> Supplied records:
┌──

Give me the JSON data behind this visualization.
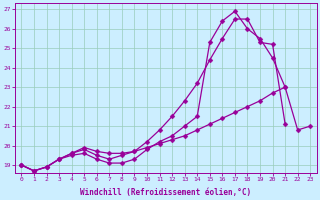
{
  "xlabel": "Windchill (Refroidissement éolien,°C)",
  "ylabel": "",
  "bg_color": "#cceeff",
  "line_color": "#990099",
  "grid_color": "#99ccbb",
  "xlim": [
    -0.5,
    23.5
  ],
  "ylim": [
    18.6,
    27.3
  ],
  "xticks": [
    0,
    1,
    2,
    3,
    4,
    5,
    6,
    7,
    8,
    9,
    10,
    11,
    12,
    13,
    14,
    15,
    16,
    17,
    18,
    19,
    20,
    21,
    22,
    23
  ],
  "yticks": [
    19,
    20,
    21,
    22,
    23,
    24,
    25,
    26,
    27
  ],
  "line1_x": [
    0,
    1,
    2,
    3,
    4,
    5,
    6,
    7,
    8,
    9,
    10,
    11,
    12,
    13,
    14,
    15,
    16,
    17,
    18,
    19,
    20,
    21
  ],
  "line1_y": [
    19.0,
    18.7,
    18.9,
    19.3,
    19.5,
    19.6,
    19.3,
    19.1,
    19.1,
    19.3,
    19.8,
    20.2,
    20.5,
    21.0,
    21.5,
    25.3,
    26.4,
    26.9,
    26.0,
    25.5,
    24.5,
    23.0
  ],
  "line2_x": [
    0,
    1,
    2,
    3,
    4,
    5,
    6,
    7,
    8,
    9,
    10,
    11,
    12,
    13,
    14,
    15,
    16,
    17,
    18,
    19,
    20,
    21
  ],
  "line2_y": [
    19.0,
    18.7,
    18.9,
    19.3,
    19.6,
    19.8,
    19.5,
    19.3,
    19.5,
    19.7,
    20.2,
    20.8,
    21.5,
    22.3,
    23.2,
    24.4,
    25.5,
    26.5,
    26.5,
    25.3,
    25.2,
    21.1
  ],
  "line3_x": [
    0,
    1,
    2,
    3,
    4,
    5,
    6,
    7,
    8,
    9,
    10,
    11,
    12,
    13,
    14,
    15,
    16,
    17,
    18,
    19,
    20,
    21,
    22,
    23
  ],
  "line3_y": [
    19.0,
    18.7,
    18.9,
    19.3,
    19.6,
    19.9,
    19.7,
    19.6,
    19.6,
    19.7,
    19.9,
    20.1,
    20.3,
    20.5,
    20.8,
    21.1,
    21.4,
    21.7,
    22.0,
    22.3,
    22.7,
    23.0,
    20.8,
    21.0
  ],
  "markersize": 2.5,
  "linewidth": 0.9
}
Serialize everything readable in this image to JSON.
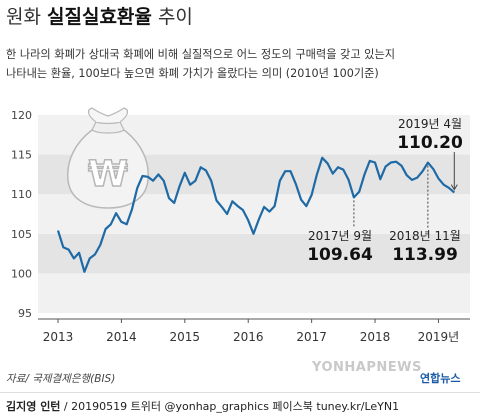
{
  "header": {
    "title_normal": "원화",
    "title_strong": "실질실효환율",
    "title_suffix": "추이",
    "subtitle_line1": "한 나라의 화폐가 상대국 화폐에 비해 실질적으로 어느 정도의 구매력을 갖고 있는지",
    "subtitle_line2": "나타내는 환율, 100보다 높으면 화폐 가치가 올랐다는 의미 (2010년 100기준)"
  },
  "chart_data": {
    "type": "line",
    "title": "원화 실질실효환율 추이",
    "ylim": [
      95,
      120
    ],
    "yticks": [
      95,
      100,
      105,
      110,
      115,
      120
    ],
    "xticks": [
      "2013",
      "2014",
      "2015",
      "2016",
      "2017",
      "2018",
      "2019년"
    ],
    "grid": "horizontal bands",
    "series_color": "#1f6aa5",
    "series": [
      {
        "name": "",
        "x": [
          "2013-01",
          "2013-02",
          "2013-03",
          "2013-04",
          "2013-05",
          "2013-06",
          "2013-07",
          "2013-08",
          "2013-09",
          "2013-10",
          "2013-11",
          "2013-12",
          "2014-01",
          "2014-02",
          "2014-03",
          "2014-04",
          "2014-05",
          "2014-06",
          "2014-07",
          "2014-08",
          "2014-09",
          "2014-10",
          "2014-11",
          "2014-12",
          "2015-01",
          "2015-02",
          "2015-03",
          "2015-04",
          "2015-05",
          "2015-06",
          "2015-07",
          "2015-08",
          "2015-09",
          "2015-10",
          "2015-11",
          "2015-12",
          "2016-01",
          "2016-02",
          "2016-03",
          "2016-04",
          "2016-05",
          "2016-06",
          "2016-07",
          "2016-08",
          "2016-09",
          "2016-10",
          "2016-11",
          "2016-12",
          "2017-01",
          "2017-02",
          "2017-03",
          "2017-04",
          "2017-05",
          "2017-06",
          "2017-07",
          "2017-08",
          "2017-09",
          "2017-10",
          "2017-11",
          "2017-12",
          "2018-01",
          "2018-02",
          "2018-03",
          "2018-04",
          "2018-05",
          "2018-06",
          "2018-07",
          "2018-08",
          "2018-09",
          "2018-10",
          "2018-11",
          "2018-12",
          "2019-01",
          "2019-02",
          "2019-03",
          "2019-04"
        ],
        "values": [
          105.4,
          103.3,
          103.0,
          101.9,
          102.6,
          100.2,
          101.9,
          102.4,
          103.6,
          105.6,
          106.2,
          107.6,
          106.5,
          106.2,
          108.1,
          110.8,
          112.3,
          112.2,
          111.7,
          112.5,
          111.7,
          109.5,
          108.9,
          111.0,
          112.7,
          111.2,
          111.7,
          113.4,
          113.0,
          111.7,
          109.2,
          108.4,
          107.5,
          109.1,
          108.5,
          108.0,
          106.7,
          105.0,
          106.8,
          108.4,
          107.8,
          108.5,
          111.7,
          112.9,
          112.9,
          111.3,
          109.3,
          108.5,
          109.9,
          112.5,
          114.6,
          113.9,
          112.6,
          113.4,
          113.1,
          111.8,
          109.6,
          110.3,
          112.5,
          114.2,
          114.0,
          111.9,
          113.5,
          114.0,
          114.1,
          113.6,
          112.4,
          111.8,
          112.1,
          112.9,
          113.99,
          113.2,
          112.0,
          111.2,
          110.8,
          110.2
        ]
      }
    ],
    "annotations": [
      {
        "label": "2017년 9월",
        "value": "109.64",
        "x": "2017-09"
      },
      {
        "label": "2018년 11월",
        "value": "113.99",
        "x": "2018-11"
      },
      {
        "label": "2019년 4월",
        "value": "110.20",
        "x": "2019-04"
      }
    ]
  },
  "source": "자료/ 국제결제은행(BIS)",
  "footer": {
    "author": "김지영 인턴",
    "meta": " / 20190519 트위터 @yonhap_graphics 페이스북 tuney.kr/LeYN1"
  },
  "logo_text": "YONHAPNEWS",
  "logo_ko": "연합뉴스",
  "icon": "money-bag-won-icon"
}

└──

> Objective: Output every entry word for word, but omit the pictures.

> Written response:
Give me the JSON data behind this visualization.
{
  "xlabel": "Windchill (Refroidissement éolien,°C)",
  "ylabel": "",
  "bg_color": "#cceeff",
  "line_color": "#990099",
  "grid_color": "#99ccbb",
  "xlim": [
    -0.5,
    23.5
  ],
  "ylim": [
    18.6,
    27.3
  ],
  "xticks": [
    0,
    1,
    2,
    3,
    4,
    5,
    6,
    7,
    8,
    9,
    10,
    11,
    12,
    13,
    14,
    15,
    16,
    17,
    18,
    19,
    20,
    21,
    22,
    23
  ],
  "yticks": [
    19,
    20,
    21,
    22,
    23,
    24,
    25,
    26,
    27
  ],
  "line1_x": [
    0,
    1,
    2,
    3,
    4,
    5,
    6,
    7,
    8,
    9,
    10,
    11,
    12,
    13,
    14,
    15,
    16,
    17,
    18,
    19,
    20,
    21
  ],
  "line1_y": [
    19.0,
    18.7,
    18.9,
    19.3,
    19.5,
    19.6,
    19.3,
    19.1,
    19.1,
    19.3,
    19.8,
    20.2,
    20.5,
    21.0,
    21.5,
    25.3,
    26.4,
    26.9,
    26.0,
    25.5,
    24.5,
    23.0
  ],
  "line2_x": [
    0,
    1,
    2,
    3,
    4,
    5,
    6,
    7,
    8,
    9,
    10,
    11,
    12,
    13,
    14,
    15,
    16,
    17,
    18,
    19,
    20,
    21
  ],
  "line2_y": [
    19.0,
    18.7,
    18.9,
    19.3,
    19.6,
    19.8,
    19.5,
    19.3,
    19.5,
    19.7,
    20.2,
    20.8,
    21.5,
    22.3,
    23.2,
    24.4,
    25.5,
    26.5,
    26.5,
    25.3,
    25.2,
    21.1
  ],
  "line3_x": [
    0,
    1,
    2,
    3,
    4,
    5,
    6,
    7,
    8,
    9,
    10,
    11,
    12,
    13,
    14,
    15,
    16,
    17,
    18,
    19,
    20,
    21,
    22,
    23
  ],
  "line3_y": [
    19.0,
    18.7,
    18.9,
    19.3,
    19.6,
    19.9,
    19.7,
    19.6,
    19.6,
    19.7,
    19.9,
    20.1,
    20.3,
    20.5,
    20.8,
    21.1,
    21.4,
    21.7,
    22.0,
    22.3,
    22.7,
    23.0,
    20.8,
    21.0
  ],
  "markersize": 2.5,
  "linewidth": 0.9
}
Serialize everything readable in this image to JSON.
{
  "header": {
    "title_normal": "원화",
    "title_strong": "실질실효환율",
    "title_suffix": "추이",
    "subtitle_line1": "한 나라의 화폐가 상대국 화폐에 비해 실질적으로 어느 정도의 구매력을 갖고 있는지",
    "subtitle_line2": "나타내는 환율, 100보다 높으면 화폐 가치가 올랐다는 의미 (2010년 100기준)"
  },
  "chart_data": {
    "type": "line",
    "title": "원화 실질실효환율 추이",
    "ylim": [
      95,
      120
    ],
    "yticks": [
      95,
      100,
      105,
      110,
      115,
      120
    ],
    "xticks": [
      "2013",
      "2014",
      "2015",
      "2016",
      "2017",
      "2018",
      "2019년"
    ],
    "grid": "horizontal bands",
    "series_color": "#1f6aa5",
    "series": [
      {
        "name": "",
        "x": [
          "2013-01",
          "2013-02",
          "2013-03",
          "2013-04",
          "2013-05",
          "2013-06",
          "2013-07",
          "2013-08",
          "2013-09",
          "2013-10",
          "2013-11",
          "2013-12",
          "2014-01",
          "2014-02",
          "2014-03",
          "2014-04",
          "2014-05",
          "2014-06",
          "2014-07",
          "2014-08",
          "2014-09",
          "2014-10",
          "2014-11",
          "2014-12",
          "2015-01",
          "2015-02",
          "2015-03",
          "2015-04",
          "2015-05",
          "2015-06",
          "2015-07",
          "2015-08",
          "2015-09",
          "2015-10",
          "2015-11",
          "2015-12",
          "2016-01",
          "2016-02",
          "2016-03",
          "2016-04",
          "2016-05",
          "2016-06",
          "2016-07",
          "2016-08",
          "2016-09",
          "2016-10",
          "2016-11",
          "2016-12",
          "2017-01",
          "2017-02",
          "2017-03",
          "2017-04",
          "2017-05",
          "2017-06",
          "2017-07",
          "2017-08",
          "2017-09",
          "2017-10",
          "2017-11",
          "2017-12",
          "2018-01",
          "2018-02",
          "2018-03",
          "2018-04",
          "2018-05",
          "2018-06",
          "2018-07",
          "2018-08",
          "2018-09",
          "2018-10",
          "2018-11",
          "2018-12",
          "2019-01",
          "2019-02",
          "2019-03",
          "2019-04"
        ],
        "values": [
          105.4,
          103.3,
          103.0,
          101.9,
          102.6,
          100.2,
          101.9,
          102.4,
          103.6,
          105.6,
          106.2,
          107.6,
          106.5,
          106.2,
          108.1,
          110.8,
          112.3,
          112.2,
          111.7,
          112.5,
          111.7,
          109.5,
          108.9,
          111.0,
          112.7,
          111.2,
          111.7,
          113.4,
          113.0,
          111.7,
          109.2,
          108.4,
          107.5,
          109.1,
          108.5,
          108.0,
          106.7,
          105.0,
          106.8,
          108.4,
          107.8,
          108.5,
          111.7,
          112.9,
          112.9,
          111.3,
          109.3,
          108.5,
          109.9,
          112.5,
          114.6,
          113.9,
          112.6,
          113.4,
          113.1,
          111.8,
          109.6,
          110.3,
          112.5,
          114.2,
          114.0,
          111.9,
          113.5,
          114.0,
          114.1,
          113.6,
          112.4,
          111.8,
          112.1,
          112.9,
          113.99,
          113.2,
          112.0,
          111.2,
          110.8,
          110.2
        ]
      }
    ],
    "annotations": [
      {
        "label": "2017년 9월",
        "value": "109.64",
        "x": "2017-09"
      },
      {
        "label": "2018년 11월",
        "value": "113.99",
        "x": "2018-11"
      },
      {
        "label": "2019년 4월",
        "value": "110.20",
        "x": "2019-04"
      }
    ]
  },
  "source": "자료/ 국제결제은행(BIS)",
  "footer": {
    "author": "김지영 인턴",
    "meta": " / 20190519 트위터 @yonhap_graphics 페이스북 tuney.kr/LeYN1"
  },
  "logo_text": "YONHAPNEWS",
  "logo_ko": "연합뉴스",
  "icon": "money-bag-won-icon"
}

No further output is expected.